━━━ LISTED RECORDS

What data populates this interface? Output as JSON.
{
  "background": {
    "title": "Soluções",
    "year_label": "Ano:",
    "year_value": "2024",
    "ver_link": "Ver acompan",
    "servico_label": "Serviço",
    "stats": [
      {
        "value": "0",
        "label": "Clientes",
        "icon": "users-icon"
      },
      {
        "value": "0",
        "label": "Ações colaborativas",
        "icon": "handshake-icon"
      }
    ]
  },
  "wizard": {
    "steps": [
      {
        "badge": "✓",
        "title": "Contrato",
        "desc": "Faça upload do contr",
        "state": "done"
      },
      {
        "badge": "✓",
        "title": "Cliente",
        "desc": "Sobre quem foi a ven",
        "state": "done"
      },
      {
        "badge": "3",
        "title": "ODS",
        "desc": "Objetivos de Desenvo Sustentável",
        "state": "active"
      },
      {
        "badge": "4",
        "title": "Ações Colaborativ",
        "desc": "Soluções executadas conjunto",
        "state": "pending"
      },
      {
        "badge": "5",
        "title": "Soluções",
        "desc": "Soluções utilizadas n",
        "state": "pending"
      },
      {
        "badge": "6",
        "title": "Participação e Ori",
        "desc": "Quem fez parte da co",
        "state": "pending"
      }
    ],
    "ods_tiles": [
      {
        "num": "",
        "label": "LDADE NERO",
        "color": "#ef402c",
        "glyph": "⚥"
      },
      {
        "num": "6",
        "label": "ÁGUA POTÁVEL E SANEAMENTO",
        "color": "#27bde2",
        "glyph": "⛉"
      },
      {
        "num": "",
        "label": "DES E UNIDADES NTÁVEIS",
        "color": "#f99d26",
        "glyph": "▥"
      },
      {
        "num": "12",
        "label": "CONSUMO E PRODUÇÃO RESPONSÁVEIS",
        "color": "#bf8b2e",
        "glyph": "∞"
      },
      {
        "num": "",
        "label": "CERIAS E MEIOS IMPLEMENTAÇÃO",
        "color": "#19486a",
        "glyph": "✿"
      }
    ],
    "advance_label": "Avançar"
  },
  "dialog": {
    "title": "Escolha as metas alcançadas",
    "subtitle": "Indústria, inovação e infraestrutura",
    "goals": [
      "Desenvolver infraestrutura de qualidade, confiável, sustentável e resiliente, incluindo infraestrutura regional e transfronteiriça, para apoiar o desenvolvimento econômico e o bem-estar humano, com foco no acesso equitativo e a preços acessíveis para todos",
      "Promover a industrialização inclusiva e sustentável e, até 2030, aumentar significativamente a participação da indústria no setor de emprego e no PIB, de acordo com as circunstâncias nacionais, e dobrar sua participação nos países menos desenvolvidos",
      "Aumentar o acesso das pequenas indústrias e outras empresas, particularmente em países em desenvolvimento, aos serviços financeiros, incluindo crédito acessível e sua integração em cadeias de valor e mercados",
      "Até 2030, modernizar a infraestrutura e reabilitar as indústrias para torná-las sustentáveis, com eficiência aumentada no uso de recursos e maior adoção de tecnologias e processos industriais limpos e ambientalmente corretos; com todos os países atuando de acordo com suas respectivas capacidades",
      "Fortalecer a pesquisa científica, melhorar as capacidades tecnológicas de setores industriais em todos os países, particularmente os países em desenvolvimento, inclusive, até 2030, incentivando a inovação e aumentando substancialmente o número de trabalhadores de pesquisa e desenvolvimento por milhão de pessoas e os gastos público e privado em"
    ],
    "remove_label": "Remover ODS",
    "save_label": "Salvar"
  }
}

━━━━━━

INSTRUCTIONS TO FOLLOW - Produce an exact copy of the whole listing.

ANSWER TO THIS TASK -
What data populates this interface? Output as JSON.
{
  "background": {
    "title": "Soluções",
    "year_label": "Ano:",
    "year_value": "2024",
    "ver_link": "Ver acompan",
    "servico_label": "Serviço",
    "stats": [
      {
        "value": "0",
        "label": "Clientes",
        "icon": "users-icon"
      },
      {
        "value": "0",
        "label": "Ações colaborativas",
        "icon": "handshake-icon"
      }
    ]
  },
  "wizard": {
    "steps": [
      {
        "badge": "✓",
        "title": "Contrato",
        "desc": "Faça upload do contr",
        "state": "done"
      },
      {
        "badge": "✓",
        "title": "Cliente",
        "desc": "Sobre quem foi a ven",
        "state": "done"
      },
      {
        "badge": "3",
        "title": "ODS",
        "desc": "Objetivos de Desenvo Sustentável",
        "state": "active"
      },
      {
        "badge": "4",
        "title": "Ações Colaborativ",
        "desc": "Soluções executadas conjunto",
        "state": "pending"
      },
      {
        "badge": "5",
        "title": "Soluções",
        "desc": "Soluções utilizadas n",
        "state": "pending"
      },
      {
        "badge": "6",
        "title": "Participação e Ori",
        "desc": "Quem fez parte da co",
        "state": "pending"
      }
    ],
    "ods_tiles": [
      {
        "num": "",
        "label": "LDADE NERO",
        "color": "#ef402c",
        "glyph": "⚥"
      },
      {
        "num": "6",
        "label": "ÁGUA POTÁVEL E SANEAMENTO",
        "color": "#27bde2",
        "glyph": "⛉"
      },
      {
        "num": "",
        "label": "DES E UNIDADES NTÁVEIS",
        "color": "#f99d26",
        "glyph": "▥"
      },
      {
        "num": "12",
        "label": "CONSUMO E PRODUÇÃO RESPONSÁVEIS",
        "color": "#bf8b2e",
        "glyph": "∞"
      },
      {
        "num": "",
        "label": "CERIAS E MEIOS IMPLEMENTAÇÃO",
        "color": "#19486a",
        "glyph": "✿"
      }
    ],
    "advance_label": "Avançar"
  },
  "dialog": {
    "title": "Escolha as metas alcançadas",
    "subtitle": "Indústria, inovação e infraestrutura",
    "goals": [
      "Desenvolver infraestrutura de qualidade, confiável, sustentável e resiliente, incluindo infraestrutura regional e transfronteiriça, para apoiar o desenvolvimento econômico e o bem-estar humano, com foco no acesso equitativo e a preços acessíveis para todos",
      "Promover a industrialização inclusiva e sustentável e, até 2030, aumentar significativamente a participação da indústria no setor de emprego e no PIB, de acordo com as circunstâncias nacionais, e dobrar sua participação nos países menos desenvolvidos",
      "Aumentar o acesso das pequenas indústrias e outras empresas, particularmente em países em desenvolvimento, aos serviços financeiros, incluindo crédito acessível e sua integração em cadeias de valor e mercados",
      "Até 2030, modernizar a infraestrutura e reabilitar as indústrias para torná-las sustentáveis, com eficiência aumentada no uso de recursos e maior adoção de tecnologias e processos industriais limpos e ambientalmente corretos; com todos os países atuando de acordo com suas respectivas capacidades",
      "Fortalecer a pesquisa científica, melhorar as capacidades tecnológicas de setores industriais em todos os países, particularmente os países em desenvolvimento, inclusive, até 2030, incentivando a inovação e aumentando substancialmente o número de trabalhadores de pesquisa e desenvolvimento por milhão de pessoas e os gastos público e privado em"
    ],
    "remove_label": "Remover ODS",
    "save_label": "Salvar"
  }
}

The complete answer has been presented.